• [Objective] For the material that follows, list every line containing the word "this".

Records from a data collection
────

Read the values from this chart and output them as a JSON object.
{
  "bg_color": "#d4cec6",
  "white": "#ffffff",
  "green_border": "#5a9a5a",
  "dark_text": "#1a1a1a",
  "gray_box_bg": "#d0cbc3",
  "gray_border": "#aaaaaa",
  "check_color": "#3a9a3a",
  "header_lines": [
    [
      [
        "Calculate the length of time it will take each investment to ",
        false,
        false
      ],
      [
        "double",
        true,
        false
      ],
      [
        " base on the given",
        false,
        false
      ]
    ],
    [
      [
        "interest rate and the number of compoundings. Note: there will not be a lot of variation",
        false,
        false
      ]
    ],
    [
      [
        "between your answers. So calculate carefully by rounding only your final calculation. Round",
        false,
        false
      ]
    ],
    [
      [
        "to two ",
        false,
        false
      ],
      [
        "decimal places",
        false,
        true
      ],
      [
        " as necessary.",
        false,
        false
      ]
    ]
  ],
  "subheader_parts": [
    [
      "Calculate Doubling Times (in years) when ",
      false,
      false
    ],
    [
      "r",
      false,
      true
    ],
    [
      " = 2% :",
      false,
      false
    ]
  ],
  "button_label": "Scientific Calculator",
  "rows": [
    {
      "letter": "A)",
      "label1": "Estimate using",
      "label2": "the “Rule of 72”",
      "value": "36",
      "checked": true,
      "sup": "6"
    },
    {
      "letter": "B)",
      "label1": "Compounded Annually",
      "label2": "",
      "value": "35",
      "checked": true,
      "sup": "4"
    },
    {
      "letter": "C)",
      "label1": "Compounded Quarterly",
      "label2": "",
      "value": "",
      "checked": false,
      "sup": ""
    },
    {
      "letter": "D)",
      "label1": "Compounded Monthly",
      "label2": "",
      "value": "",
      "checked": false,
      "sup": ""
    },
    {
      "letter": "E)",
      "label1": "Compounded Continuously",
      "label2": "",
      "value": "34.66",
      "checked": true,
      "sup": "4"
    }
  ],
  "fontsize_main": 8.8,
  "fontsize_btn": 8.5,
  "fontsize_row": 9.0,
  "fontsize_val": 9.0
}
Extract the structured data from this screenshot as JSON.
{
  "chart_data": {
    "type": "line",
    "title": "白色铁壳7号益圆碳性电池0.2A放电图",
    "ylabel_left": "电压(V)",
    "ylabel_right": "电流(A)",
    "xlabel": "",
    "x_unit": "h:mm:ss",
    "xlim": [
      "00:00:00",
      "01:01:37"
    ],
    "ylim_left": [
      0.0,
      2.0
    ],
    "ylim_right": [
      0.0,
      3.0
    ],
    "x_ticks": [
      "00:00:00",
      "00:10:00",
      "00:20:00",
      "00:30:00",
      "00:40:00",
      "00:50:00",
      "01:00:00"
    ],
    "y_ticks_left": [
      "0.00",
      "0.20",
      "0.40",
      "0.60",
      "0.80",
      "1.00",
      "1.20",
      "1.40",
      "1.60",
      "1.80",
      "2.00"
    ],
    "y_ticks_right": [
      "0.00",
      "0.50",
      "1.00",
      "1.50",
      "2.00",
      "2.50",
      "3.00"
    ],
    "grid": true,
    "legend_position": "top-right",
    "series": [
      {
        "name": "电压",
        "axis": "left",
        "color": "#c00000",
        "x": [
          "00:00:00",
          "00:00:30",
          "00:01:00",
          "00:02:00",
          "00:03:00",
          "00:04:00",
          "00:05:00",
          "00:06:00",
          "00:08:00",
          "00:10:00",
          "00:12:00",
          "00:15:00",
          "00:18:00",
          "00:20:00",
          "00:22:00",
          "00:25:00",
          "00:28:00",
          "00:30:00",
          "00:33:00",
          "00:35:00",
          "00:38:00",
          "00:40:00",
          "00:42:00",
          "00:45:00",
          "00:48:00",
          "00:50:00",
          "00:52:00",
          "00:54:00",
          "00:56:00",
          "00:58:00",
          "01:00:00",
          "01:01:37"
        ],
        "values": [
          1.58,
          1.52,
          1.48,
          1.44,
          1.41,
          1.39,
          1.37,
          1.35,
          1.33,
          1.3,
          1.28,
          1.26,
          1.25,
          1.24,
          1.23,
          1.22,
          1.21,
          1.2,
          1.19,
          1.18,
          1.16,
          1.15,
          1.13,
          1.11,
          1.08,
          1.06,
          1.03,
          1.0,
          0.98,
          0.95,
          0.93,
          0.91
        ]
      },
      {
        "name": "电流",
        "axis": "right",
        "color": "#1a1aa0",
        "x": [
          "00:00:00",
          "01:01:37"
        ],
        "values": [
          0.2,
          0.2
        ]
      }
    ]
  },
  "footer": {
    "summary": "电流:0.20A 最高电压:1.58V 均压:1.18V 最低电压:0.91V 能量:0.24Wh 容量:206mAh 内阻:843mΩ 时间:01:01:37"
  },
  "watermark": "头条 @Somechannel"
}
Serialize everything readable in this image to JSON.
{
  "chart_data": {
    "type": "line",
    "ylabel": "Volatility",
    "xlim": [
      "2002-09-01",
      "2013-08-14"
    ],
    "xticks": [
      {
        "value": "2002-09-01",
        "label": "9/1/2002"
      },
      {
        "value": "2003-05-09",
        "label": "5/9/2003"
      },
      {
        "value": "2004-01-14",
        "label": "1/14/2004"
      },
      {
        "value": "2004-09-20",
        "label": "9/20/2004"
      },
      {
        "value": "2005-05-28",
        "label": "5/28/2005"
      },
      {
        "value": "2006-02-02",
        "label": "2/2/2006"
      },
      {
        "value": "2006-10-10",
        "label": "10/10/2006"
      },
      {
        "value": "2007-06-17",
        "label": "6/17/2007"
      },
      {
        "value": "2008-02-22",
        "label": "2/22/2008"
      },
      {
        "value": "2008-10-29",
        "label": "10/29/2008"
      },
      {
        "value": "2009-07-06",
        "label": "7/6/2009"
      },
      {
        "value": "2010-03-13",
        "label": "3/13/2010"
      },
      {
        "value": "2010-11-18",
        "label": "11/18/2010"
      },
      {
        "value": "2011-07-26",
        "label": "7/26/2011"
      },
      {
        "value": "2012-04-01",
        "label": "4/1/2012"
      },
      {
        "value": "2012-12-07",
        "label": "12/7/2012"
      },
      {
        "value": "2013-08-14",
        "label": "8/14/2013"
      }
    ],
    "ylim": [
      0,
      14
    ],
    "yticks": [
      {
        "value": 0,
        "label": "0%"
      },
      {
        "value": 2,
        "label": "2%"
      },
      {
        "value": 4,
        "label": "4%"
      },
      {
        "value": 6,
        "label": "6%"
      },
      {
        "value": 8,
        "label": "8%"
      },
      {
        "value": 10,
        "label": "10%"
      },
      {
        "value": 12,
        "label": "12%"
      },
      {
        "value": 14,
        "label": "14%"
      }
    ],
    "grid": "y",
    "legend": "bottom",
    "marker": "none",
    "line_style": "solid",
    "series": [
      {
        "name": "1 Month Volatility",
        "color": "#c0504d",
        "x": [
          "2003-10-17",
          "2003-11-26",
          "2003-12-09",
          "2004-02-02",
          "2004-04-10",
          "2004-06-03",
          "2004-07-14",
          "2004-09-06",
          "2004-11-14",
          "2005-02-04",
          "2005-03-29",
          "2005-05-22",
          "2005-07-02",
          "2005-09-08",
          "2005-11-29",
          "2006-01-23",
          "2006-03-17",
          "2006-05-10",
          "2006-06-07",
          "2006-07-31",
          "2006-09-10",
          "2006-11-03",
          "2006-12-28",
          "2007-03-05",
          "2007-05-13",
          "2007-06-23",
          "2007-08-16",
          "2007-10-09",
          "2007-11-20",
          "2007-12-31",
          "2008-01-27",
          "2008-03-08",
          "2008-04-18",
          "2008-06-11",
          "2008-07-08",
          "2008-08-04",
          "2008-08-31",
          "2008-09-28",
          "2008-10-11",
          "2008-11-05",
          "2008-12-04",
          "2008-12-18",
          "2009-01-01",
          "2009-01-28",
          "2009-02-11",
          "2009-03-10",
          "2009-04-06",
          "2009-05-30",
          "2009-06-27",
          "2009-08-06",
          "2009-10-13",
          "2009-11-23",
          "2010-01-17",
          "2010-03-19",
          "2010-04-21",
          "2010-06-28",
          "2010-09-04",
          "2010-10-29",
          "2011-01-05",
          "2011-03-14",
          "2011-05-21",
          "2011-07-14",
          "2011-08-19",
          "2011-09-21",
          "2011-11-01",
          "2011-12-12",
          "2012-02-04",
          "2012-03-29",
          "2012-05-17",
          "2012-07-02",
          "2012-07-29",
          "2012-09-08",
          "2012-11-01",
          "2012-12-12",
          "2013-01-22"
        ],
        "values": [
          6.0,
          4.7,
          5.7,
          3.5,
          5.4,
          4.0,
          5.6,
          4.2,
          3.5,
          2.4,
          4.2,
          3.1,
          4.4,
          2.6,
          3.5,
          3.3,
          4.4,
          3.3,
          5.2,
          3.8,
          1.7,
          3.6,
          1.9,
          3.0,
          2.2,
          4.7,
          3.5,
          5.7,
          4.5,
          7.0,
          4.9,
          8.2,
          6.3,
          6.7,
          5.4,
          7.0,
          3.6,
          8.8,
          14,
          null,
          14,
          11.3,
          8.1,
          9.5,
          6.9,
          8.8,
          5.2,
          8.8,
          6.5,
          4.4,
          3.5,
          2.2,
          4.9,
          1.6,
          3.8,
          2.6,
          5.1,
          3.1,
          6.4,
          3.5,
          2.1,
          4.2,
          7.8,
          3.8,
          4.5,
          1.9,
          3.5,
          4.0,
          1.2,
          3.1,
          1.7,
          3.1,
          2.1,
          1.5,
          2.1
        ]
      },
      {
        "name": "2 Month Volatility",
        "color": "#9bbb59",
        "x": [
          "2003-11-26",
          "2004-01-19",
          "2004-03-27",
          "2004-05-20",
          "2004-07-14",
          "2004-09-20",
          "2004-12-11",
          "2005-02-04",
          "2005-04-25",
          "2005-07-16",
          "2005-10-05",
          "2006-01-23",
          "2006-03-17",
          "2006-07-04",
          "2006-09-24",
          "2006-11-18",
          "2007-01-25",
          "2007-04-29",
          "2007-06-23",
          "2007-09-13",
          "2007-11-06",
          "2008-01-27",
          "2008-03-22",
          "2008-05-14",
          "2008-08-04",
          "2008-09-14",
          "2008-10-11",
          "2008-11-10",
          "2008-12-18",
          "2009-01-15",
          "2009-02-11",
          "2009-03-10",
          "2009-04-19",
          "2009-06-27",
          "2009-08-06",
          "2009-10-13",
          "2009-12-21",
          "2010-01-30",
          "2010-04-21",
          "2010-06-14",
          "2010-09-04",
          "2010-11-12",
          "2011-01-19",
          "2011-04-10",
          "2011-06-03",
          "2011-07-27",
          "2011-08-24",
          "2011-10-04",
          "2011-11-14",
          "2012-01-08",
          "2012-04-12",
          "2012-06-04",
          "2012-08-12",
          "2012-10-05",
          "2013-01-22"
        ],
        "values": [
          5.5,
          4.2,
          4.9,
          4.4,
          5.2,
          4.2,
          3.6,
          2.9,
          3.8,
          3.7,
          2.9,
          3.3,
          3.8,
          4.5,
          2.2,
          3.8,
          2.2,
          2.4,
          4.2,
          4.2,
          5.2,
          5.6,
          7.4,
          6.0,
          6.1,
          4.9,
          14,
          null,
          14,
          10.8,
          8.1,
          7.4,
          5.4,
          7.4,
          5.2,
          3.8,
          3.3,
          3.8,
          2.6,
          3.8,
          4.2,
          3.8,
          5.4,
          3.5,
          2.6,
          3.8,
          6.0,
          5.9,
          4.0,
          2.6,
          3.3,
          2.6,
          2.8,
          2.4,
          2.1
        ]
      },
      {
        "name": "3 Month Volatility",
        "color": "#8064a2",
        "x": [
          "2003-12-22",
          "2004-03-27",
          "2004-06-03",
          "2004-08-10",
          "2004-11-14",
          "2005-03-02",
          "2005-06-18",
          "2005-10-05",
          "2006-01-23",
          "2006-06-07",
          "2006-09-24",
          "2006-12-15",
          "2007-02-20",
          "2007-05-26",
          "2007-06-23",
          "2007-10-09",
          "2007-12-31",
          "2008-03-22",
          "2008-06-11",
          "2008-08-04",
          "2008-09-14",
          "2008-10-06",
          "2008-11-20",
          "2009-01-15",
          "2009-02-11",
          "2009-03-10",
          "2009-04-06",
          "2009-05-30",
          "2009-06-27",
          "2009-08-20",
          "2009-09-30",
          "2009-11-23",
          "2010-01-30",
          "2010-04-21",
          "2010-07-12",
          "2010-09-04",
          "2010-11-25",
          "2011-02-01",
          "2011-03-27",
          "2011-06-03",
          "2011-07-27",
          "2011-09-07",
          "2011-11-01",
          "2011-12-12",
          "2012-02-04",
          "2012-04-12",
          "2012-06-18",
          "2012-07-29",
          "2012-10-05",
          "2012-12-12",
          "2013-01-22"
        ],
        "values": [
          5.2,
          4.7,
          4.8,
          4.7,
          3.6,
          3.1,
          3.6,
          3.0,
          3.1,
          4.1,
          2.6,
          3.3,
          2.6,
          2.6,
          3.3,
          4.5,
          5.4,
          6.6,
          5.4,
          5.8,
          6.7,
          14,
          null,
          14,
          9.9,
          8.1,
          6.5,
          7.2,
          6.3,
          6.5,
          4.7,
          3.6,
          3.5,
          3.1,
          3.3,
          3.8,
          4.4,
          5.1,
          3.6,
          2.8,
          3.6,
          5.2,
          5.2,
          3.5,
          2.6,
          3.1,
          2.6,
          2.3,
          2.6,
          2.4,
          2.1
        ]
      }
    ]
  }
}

────

• [Written answer]
Read the values from this chart and output them as a JSON object.
Extract the structured data from this screenshot as JSON.
Serialize everything readable in this image to JSON.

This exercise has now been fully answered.